■ Document section:
──────────
Gary K. Waite
is Professor Emeritus at the University of New Brunswick and a Fellow of the Royal Society of Canada. He has published extensively on Reformation non-conformists, persecution and religious toleration, demonology and the witch-hunts, and views of Jews and Muslims in the 17th century. His latest book, Anti-Anabaptist Polemics: Dutch Anabaptism and the Devil in England, 1531–1660 (2023), examines these subjects through polemical literature.
Vincenzo Lavenia
is Professor in Early Modern History at the University of Bologna. He was a visiting scholar at the École Pratique des Hautes Études in Paris and the universities of Coimbra, Cambridge, and Bielefeld. His publications include Dio in uniforme. Cappellani, catechesi cattolica e soldati in età moderna (2017); Fruits of Migration: Heterodox Italian Migrants and Central European Culture (2018, ed. with Cornel Zwierlein); Sacre metamorfosi. Roma e i racconti di conversione di infedeli e pagani (2022, with Chiara Petrolini and Sabina Pavone); and Sacrifice and Sacred Violence: History, Comparisons, and the Early Modern World (2025, ed. with C. Facchini, G. Imburglia, and S. Pavone).
William Cook Miller
is Associate Professor of English at the University of Rochester in New York State. He is the author of The Enthusiast: Anatomy of the Fanatic in Seventeenth-Century British Culture (Cornell up, 2023). He has published articles on literature and religious culture in journals including New Literary History, Milton Studies, Studies in Philology, and Shakespeare Quarterly. He is currently working on a book about the early modern concept of the soul.
──────────
■ Extracted records:

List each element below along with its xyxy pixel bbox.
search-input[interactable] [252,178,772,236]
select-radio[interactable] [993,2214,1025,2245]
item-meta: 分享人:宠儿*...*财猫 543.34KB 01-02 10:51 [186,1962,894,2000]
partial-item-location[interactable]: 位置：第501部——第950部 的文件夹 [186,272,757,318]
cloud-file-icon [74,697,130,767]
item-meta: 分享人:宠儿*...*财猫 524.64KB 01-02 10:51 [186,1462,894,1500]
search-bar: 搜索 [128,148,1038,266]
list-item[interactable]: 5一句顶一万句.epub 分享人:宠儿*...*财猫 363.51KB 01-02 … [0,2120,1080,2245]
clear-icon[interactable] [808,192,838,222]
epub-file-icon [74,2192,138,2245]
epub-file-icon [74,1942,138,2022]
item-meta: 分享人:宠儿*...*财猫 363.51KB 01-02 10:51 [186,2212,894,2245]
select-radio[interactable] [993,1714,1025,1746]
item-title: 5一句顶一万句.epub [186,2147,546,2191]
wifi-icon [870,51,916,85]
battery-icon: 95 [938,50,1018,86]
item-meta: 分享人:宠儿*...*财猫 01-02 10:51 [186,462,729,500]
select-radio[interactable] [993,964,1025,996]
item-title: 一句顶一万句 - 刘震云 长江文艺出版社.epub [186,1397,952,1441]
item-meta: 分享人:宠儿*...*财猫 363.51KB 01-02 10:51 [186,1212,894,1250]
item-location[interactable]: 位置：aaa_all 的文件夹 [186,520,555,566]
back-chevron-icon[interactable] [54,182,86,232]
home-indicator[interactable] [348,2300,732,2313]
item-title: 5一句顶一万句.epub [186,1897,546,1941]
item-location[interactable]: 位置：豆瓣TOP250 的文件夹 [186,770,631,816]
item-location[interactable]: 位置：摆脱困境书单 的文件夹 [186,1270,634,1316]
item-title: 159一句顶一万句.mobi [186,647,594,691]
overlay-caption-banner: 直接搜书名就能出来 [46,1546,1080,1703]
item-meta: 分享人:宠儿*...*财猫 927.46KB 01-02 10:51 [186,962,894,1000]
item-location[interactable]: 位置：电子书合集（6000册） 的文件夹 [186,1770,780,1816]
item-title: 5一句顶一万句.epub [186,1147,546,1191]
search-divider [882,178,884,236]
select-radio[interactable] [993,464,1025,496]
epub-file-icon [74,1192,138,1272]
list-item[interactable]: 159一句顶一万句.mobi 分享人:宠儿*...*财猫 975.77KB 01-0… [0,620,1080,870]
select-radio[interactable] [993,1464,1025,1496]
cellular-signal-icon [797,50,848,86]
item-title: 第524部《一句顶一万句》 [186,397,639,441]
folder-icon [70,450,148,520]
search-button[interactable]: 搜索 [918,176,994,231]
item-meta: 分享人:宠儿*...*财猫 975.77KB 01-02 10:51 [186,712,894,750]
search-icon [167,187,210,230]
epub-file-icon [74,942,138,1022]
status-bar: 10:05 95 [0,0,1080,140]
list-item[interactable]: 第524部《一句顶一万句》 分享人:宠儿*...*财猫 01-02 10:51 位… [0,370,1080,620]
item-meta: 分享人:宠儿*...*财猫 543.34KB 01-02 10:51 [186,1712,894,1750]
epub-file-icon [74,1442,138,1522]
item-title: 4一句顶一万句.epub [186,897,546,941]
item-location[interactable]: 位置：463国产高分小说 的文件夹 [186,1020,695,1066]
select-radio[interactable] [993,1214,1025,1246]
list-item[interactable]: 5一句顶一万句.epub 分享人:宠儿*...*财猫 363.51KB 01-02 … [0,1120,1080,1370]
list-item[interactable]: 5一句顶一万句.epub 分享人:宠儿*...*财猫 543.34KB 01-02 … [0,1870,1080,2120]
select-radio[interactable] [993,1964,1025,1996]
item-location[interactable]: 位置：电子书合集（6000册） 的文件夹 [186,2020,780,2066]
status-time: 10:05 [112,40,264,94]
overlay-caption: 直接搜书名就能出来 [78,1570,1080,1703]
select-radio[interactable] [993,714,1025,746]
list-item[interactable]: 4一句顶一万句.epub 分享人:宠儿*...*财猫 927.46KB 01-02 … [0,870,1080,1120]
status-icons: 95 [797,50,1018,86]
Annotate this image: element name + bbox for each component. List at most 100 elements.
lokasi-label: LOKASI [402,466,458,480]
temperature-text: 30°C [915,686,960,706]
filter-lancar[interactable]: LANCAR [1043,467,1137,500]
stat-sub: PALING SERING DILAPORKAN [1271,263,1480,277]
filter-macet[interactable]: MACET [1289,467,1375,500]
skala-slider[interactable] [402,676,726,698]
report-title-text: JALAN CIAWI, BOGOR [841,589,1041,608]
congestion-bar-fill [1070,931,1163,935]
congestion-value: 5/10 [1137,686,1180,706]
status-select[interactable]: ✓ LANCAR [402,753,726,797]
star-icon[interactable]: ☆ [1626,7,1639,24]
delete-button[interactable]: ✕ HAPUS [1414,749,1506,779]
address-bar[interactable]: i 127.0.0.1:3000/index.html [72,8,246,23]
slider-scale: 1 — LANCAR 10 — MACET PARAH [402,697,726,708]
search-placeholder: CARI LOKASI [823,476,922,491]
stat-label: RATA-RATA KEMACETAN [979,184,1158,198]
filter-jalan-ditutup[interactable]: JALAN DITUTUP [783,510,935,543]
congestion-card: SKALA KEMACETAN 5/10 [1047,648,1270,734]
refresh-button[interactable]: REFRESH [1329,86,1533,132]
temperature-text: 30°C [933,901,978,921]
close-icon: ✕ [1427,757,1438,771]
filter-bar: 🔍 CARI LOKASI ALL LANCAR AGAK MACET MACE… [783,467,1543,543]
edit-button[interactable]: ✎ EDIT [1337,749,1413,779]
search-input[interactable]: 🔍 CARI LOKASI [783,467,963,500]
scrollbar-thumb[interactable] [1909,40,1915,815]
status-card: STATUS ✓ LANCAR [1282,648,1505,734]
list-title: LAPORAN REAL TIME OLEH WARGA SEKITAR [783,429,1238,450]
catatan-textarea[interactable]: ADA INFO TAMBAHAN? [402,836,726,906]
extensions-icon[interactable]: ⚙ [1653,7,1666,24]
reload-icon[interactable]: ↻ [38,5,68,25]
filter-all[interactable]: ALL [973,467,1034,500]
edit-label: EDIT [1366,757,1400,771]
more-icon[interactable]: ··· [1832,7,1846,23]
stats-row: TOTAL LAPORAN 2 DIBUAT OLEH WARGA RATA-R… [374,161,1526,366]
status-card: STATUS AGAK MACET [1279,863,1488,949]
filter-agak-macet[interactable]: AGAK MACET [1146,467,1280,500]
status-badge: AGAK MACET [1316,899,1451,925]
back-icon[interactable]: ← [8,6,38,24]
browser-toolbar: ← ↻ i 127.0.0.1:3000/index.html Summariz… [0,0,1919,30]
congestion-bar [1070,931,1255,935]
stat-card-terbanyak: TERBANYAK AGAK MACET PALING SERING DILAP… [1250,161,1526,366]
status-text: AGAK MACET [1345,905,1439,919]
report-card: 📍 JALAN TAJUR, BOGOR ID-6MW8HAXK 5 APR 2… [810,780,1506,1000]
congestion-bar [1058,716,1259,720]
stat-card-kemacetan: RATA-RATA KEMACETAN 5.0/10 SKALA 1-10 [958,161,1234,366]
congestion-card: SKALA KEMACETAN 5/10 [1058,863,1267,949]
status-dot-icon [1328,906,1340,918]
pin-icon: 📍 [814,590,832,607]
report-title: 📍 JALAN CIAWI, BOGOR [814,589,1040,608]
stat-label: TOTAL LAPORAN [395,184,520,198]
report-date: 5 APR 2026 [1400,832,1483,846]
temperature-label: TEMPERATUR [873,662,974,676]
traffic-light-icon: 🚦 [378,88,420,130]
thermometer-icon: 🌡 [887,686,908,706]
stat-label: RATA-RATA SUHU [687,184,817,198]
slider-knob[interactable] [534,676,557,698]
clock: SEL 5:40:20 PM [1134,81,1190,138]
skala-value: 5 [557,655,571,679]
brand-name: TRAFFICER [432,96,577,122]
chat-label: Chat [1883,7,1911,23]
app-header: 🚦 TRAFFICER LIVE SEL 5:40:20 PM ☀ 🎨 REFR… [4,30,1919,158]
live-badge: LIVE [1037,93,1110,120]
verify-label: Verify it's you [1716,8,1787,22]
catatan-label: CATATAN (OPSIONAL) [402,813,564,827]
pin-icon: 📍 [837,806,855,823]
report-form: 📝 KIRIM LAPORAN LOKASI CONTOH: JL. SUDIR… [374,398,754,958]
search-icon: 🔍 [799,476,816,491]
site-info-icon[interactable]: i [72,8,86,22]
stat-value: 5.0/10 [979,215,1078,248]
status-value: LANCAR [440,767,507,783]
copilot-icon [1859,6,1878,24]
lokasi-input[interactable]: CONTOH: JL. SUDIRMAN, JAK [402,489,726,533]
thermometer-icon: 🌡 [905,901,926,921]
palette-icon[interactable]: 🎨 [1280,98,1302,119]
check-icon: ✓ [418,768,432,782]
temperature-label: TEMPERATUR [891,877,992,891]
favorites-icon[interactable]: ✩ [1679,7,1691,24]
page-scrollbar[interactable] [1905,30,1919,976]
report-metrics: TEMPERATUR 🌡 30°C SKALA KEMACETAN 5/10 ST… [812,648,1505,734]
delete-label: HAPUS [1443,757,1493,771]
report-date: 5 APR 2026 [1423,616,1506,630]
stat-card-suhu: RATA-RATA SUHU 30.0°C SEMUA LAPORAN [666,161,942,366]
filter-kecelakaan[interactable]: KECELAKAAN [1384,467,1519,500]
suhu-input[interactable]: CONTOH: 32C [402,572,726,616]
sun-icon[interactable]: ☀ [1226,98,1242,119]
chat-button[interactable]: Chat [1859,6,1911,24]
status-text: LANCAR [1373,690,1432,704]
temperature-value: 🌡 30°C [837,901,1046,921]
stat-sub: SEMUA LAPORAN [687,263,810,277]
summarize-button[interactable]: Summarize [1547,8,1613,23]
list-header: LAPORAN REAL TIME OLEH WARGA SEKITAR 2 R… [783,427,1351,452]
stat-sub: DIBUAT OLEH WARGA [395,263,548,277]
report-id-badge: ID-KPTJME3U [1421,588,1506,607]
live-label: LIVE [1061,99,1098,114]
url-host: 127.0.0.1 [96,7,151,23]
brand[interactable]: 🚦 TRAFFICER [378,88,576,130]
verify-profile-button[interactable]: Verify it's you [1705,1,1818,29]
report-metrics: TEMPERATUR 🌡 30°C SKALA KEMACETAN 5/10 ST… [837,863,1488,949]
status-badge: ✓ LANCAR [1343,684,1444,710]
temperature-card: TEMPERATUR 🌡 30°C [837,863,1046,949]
──────────
■ Exercise instructions:
(a) Reproduce the stretch of the contributor notes from "William Cook Miller" through "of the soul.", replacing "Rochester" with "Buffalo".
(b) Answer these questions from the contributor notes:
(i) At which university is Gary K. Waite Professor Emeritus?
(ii) Which institution in Paris hosted Vincenzo Lavenia as a visiting scholar?
(iii) In what year was The Enthusiast: Anatomy of the Fanatic in Seventeenth-Century British Culture published?
(c) List every university named in the contributor notes.

■ Expected outputs:
(a)
William Cook Miller
is Associate Professor of English at the University of Buffalo in New York State. He is the author of The Enthusiast: Anatomy of the Fanatic in Seventeenth-Century British Culture (Cornell up, 2023). He has published articles on literature and religious culture in journals including New Literary History, Milton Studies, Studies in Philology, and Shakespeare Quarterly. He is currently working on a book about the early modern concept of the soul.

(b)
(i) The University of New Brunswick
(ii) The École Pratique des Hautes Études
(iii) 2023

(c)
- University of New Brunswick
- University of Bologna
- University of Coimbra
- University of Cambridge
- University of Bielefeld
- University of Rochester